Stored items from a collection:
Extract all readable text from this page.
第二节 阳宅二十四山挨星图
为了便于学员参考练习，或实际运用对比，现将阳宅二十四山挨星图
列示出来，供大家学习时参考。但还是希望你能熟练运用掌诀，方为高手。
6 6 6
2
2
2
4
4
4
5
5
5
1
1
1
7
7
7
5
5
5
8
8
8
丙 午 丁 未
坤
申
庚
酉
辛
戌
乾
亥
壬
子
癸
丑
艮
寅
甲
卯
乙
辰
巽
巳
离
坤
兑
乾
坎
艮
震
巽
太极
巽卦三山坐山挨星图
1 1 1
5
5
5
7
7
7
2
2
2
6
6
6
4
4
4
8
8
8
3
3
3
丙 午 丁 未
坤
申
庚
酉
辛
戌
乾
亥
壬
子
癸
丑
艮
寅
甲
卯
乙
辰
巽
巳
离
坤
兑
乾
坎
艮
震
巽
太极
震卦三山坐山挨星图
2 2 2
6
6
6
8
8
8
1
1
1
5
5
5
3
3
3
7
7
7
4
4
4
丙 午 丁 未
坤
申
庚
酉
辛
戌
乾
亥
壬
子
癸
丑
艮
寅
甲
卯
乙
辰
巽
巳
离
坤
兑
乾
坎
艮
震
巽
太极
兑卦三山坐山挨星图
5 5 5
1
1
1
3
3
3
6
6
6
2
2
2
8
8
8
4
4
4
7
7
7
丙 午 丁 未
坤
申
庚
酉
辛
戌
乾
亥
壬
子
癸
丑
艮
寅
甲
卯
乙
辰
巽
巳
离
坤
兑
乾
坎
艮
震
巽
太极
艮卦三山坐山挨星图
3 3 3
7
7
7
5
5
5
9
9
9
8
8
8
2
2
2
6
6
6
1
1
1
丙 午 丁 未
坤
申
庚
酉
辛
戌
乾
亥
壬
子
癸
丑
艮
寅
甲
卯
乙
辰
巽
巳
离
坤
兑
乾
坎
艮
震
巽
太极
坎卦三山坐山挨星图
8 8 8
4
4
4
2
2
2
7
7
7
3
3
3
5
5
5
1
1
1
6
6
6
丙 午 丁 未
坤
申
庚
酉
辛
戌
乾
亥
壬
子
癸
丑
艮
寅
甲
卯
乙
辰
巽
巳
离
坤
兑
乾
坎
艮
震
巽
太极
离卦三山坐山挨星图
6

## THE EXERCISE
All the entries above need to be reproduced exactly.

## FINISHED ANSWER
Extract all readable text from this page.
第二节 阳宅二十四山挨星图
为了便于学员参考练习，或实际运用对比，现将阳宅二十四山挨星图
列示出来，供大家学习时参考。但还是希望你能熟练运用掌诀，方为高手。
6 6 6
2
2
2
4
4
4
5
5
5
1
1
1
7
7
7
5
5
5
8
8
8
丙 午 丁 未
坤
申
庚
酉
辛
戌
乾
亥
壬
子
癸
丑
艮
寅
甲
卯
乙
辰
巽
巳
离
坤
兑
乾
坎
艮
震
巽
太极
巽卦三山坐山挨星图
1 1 1
5
5
5
7
7
7
2
2
2
6
6
6
4
4
4
8
8
8
3
3
3
丙 午 丁 未
坤
申
庚
酉
辛
戌
乾
亥
壬
子
癸
丑
艮
寅
甲
卯
乙
辰
巽
巳
离
坤
兑
乾
坎
艮
震
巽
太极
震卦三山坐山挨星图
2 2 2
6
6
6
8
8
8
1
1
1
5
5
5
3
3
3
7
7
7
4
4
4
丙 午 丁 未
坤
申
庚
酉
辛
戌
乾
亥
壬
子
癸
丑
艮
寅
甲
卯
乙
辰
巽
巳
离
坤
兑
乾
坎
艮
震
巽
太极
兑卦三山坐山挨星图
5 5 5
1
1
1
3
3
3
6
6
6
2
2
2
8
8
8
4
4
4
7
7
7
丙 午 丁 未
坤
申
庚
酉
辛
戌
乾
亥
壬
子
癸
丑
艮
寅
甲
卯
乙
辰
巽
巳
离
坤
兑
乾
坎
艮
震
巽
太极
艮卦三山坐山挨星图
3 3 3
7
7
7
5
5
5
9
9
9
8
8
8
2
2
2
6
6
6
1
1
1
丙 午 丁 未
坤
申
庚
酉
辛
戌
乾
亥
壬
子
癸
丑
艮
寅
甲
卯
乙
辰
巽
巳
离
坤
兑
乾
坎
艮
震
巽
太极
坎卦三山坐山挨星图
8 8 8
4
4
4
2
2
2
7
7
7
3
3
3
5
5
5
1
1
1
6
6
6
丙 午 丁 未
坤
申
庚
酉
辛
戌
乾
亥
壬
子
癸
丑
艮
寅
甲
卯
乙
辰
巽
巳
离
坤
兑
乾
坎
艮
震
巽
太极
离卦三山坐山挨星图
6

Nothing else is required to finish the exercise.